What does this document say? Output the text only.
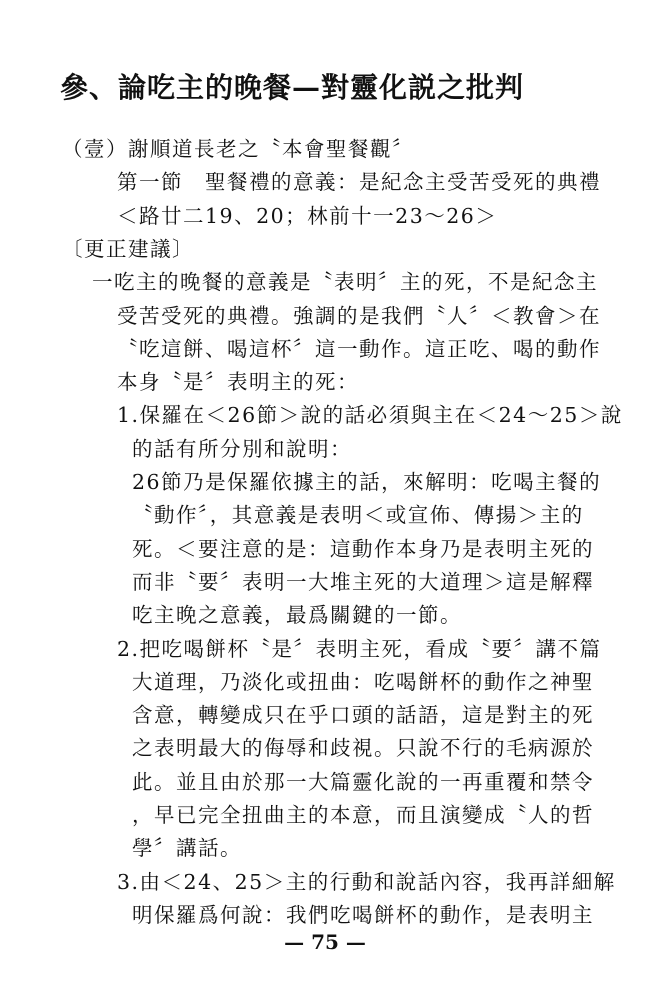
參、論吃主的晚餐—對靈化説之批判
（壹）謝順道長老之〝本會聖餐觀〞
第一節　聖餐禮的意義：是紀念主受苦受死的典禮
＜路廿二19、20；林前十一23～26＞
〔更正建議〕
一吃主的晚餐的意義是〝表明〞主的死，不是紀念主
受苦受死的典禮。強調的是我們〝人〞＜教會＞在
〝吃這餅、喝這杯〞這一動作。這正吃、喝的動作
本身〝是〞表明主的死：
1.保羅在＜26節＞說的話必須與主在＜24～25＞說
的話有所分別和說明：
26節乃是保羅依據主的話，來解明：吃喝主餐的
〝動作〞，其意義是表明＜或宣佈、傳揚＞主的
死。＜要注意的是：這動作本身乃是表明主死的
而非〝要〞表明一大堆主死的大道理＞這是解釋
吃主晚之意義，最爲關鍵的一節。
2.把吃喝餅杯〝是〞表明主死，看成〝要〞講不篇
大道理，乃淡化或扭曲：吃喝餅杯的動作之神聖
含意，轉變成只在乎口頭的話語，這是對主的死
之表明最大的侮辱和歧視。只說不行的毛病源於
此。並且由於那一大篇靈化說的一再重覆和禁令
，早已完全扭曲主的本意，而且演變成〝人的哲
學〞講話。
— 75 —
3.由＜24、25＞主的行動和說話內容，我再詳細解
明保羅爲何說：我們吃喝餅杯的動作，是表明主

* **Written instruction**:
Restate the whole listing above exactly, please, omitting every image.

* **Response below**:
What does this document say? Output the text only.
參、論吃主的晚餐—對靈化説之批判
（壹）謝順道長老之〝本會聖餐觀〞
第一節　聖餐禮的意義：是紀念主受苦受死的典禮
＜路廿二19、20；林前十一23～26＞
〔更正建議〕
一吃主的晚餐的意義是〝表明〞主的死，不是紀念主
受苦受死的典禮。強調的是我們〝人〞＜教會＞在
〝吃這餅、喝這杯〞這一動作。這正吃、喝的動作
本身〝是〞表明主的死：
1.保羅在＜26節＞說的話必須與主在＜24～25＞說
的話有所分別和說明：
26節乃是保羅依據主的話，來解明：吃喝主餐的
〝動作〞，其意義是表明＜或宣佈、傳揚＞主的
死。＜要注意的是：這動作本身乃是表明主死的
而非〝要〞表明一大堆主死的大道理＞這是解釋
吃主晚之意義，最爲關鍵的一節。
2.把吃喝餅杯〝是〞表明主死，看成〝要〞講不篇
大道理，乃淡化或扭曲：吃喝餅杯的動作之神聖
含意，轉變成只在乎口頭的話語，這是對主的死
之表明最大的侮辱和歧視。只說不行的毛病源於
此。並且由於那一大篇靈化說的一再重覆和禁令
，早已完全扭曲主的本意，而且演變成〝人的哲
學〞講話。
— 75 —
3.由＜24、25＞主的行動和說話內容，我再詳細解
明保羅爲何說：我們吃喝餅杯的動作，是表明主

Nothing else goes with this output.